- **Dataset records**
· · · ·

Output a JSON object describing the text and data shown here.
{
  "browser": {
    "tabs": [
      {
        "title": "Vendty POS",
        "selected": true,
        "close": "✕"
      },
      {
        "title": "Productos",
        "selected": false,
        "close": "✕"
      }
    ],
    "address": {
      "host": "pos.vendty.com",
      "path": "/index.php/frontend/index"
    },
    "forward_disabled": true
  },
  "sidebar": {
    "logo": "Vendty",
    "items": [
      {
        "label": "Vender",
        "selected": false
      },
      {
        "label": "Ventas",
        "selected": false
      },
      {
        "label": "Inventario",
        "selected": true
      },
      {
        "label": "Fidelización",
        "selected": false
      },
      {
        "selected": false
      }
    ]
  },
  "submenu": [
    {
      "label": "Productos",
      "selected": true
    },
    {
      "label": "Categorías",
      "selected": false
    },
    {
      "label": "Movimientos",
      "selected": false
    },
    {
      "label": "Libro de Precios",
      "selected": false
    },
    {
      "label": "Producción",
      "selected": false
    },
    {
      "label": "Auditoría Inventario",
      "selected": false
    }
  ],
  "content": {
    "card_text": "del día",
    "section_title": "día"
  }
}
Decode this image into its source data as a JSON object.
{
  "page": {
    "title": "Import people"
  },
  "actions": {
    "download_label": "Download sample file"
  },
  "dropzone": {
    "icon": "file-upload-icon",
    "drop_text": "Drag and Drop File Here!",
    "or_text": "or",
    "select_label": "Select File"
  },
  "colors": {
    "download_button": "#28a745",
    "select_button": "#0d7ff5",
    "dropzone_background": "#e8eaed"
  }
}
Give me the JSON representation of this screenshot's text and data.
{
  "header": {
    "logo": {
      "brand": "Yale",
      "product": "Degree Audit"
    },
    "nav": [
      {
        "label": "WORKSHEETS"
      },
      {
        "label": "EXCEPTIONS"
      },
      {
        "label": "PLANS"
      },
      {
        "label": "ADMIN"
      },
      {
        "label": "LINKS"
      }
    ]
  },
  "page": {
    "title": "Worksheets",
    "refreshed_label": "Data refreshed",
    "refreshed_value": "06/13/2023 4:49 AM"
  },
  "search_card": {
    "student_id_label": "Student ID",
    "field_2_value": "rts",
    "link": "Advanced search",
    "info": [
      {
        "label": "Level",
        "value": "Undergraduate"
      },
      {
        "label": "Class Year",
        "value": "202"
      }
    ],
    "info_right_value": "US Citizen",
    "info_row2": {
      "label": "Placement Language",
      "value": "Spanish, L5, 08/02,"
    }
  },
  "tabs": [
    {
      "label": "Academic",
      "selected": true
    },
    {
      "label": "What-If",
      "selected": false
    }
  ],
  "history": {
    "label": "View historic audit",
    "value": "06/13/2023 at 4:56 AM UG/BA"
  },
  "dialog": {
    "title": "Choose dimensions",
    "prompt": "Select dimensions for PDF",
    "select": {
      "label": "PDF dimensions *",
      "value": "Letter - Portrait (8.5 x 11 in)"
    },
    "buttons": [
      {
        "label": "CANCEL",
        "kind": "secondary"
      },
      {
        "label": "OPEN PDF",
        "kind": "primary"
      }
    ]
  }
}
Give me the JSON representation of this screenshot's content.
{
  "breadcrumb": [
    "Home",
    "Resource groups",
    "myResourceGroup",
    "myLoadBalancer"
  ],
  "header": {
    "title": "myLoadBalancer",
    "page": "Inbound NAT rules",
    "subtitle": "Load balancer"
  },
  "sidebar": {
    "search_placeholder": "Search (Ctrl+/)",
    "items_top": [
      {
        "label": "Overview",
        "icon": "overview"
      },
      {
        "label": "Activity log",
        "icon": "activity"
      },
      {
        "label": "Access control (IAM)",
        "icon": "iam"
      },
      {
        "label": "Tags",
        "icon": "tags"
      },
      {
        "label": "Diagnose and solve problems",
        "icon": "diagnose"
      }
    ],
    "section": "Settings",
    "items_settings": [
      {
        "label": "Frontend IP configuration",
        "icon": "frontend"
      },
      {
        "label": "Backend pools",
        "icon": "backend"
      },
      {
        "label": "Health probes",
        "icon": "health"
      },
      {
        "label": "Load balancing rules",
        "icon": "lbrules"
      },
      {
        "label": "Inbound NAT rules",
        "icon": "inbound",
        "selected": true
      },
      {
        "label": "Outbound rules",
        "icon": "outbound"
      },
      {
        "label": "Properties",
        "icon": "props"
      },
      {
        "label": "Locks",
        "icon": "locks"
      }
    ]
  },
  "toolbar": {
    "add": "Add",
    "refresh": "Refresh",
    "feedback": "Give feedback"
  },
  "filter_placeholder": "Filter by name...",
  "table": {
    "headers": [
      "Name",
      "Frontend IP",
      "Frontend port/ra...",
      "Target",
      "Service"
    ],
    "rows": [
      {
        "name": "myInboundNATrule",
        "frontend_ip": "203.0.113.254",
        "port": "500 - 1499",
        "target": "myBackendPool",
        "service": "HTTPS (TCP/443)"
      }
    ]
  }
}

· · · ·

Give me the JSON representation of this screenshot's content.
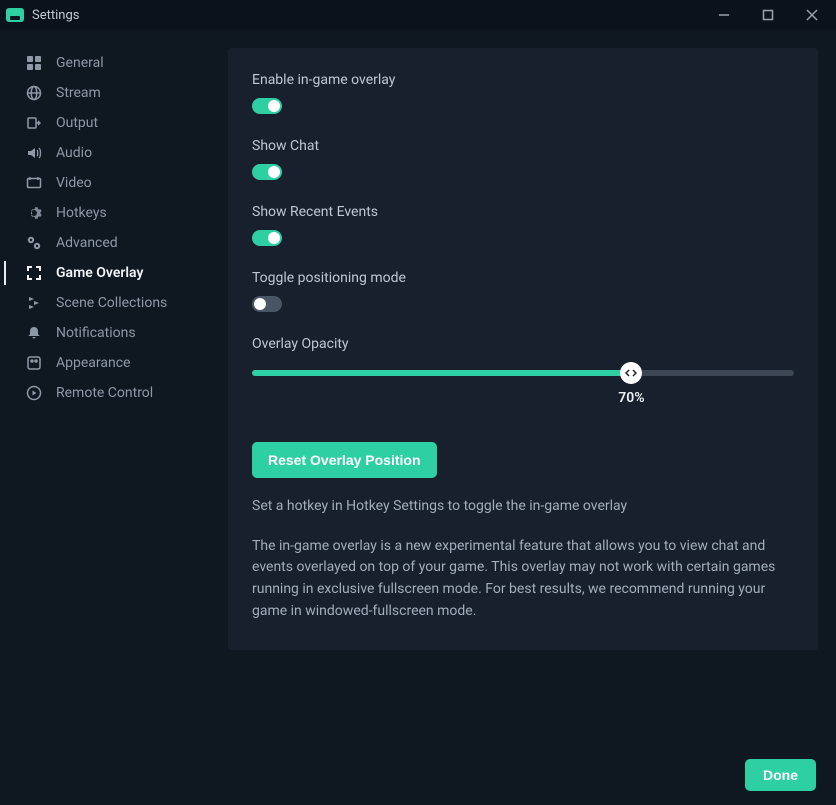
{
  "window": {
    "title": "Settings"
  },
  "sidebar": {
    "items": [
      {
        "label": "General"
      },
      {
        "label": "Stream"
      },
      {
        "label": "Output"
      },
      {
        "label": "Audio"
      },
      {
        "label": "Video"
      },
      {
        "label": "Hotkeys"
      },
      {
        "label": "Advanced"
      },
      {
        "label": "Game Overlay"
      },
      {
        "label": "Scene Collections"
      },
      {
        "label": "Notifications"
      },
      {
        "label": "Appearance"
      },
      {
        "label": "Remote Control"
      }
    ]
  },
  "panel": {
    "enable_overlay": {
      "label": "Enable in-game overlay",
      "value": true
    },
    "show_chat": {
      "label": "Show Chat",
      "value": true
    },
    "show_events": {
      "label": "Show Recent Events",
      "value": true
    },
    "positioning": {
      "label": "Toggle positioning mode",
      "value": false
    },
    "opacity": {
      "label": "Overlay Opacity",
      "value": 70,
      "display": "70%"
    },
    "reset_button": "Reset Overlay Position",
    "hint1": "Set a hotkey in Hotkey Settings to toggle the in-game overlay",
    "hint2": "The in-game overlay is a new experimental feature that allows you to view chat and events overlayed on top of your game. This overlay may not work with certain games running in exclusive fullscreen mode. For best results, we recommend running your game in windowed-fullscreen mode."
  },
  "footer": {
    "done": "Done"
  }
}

· · · ·

- **Stated task**
Gather up every line from the listing above in which the word "dimensions" occurs.

- **Answer for the task**
    "title": "Choose dimensions",
    "prompt": "Select dimensions for PDF",
      "label": "PDF dimensions *",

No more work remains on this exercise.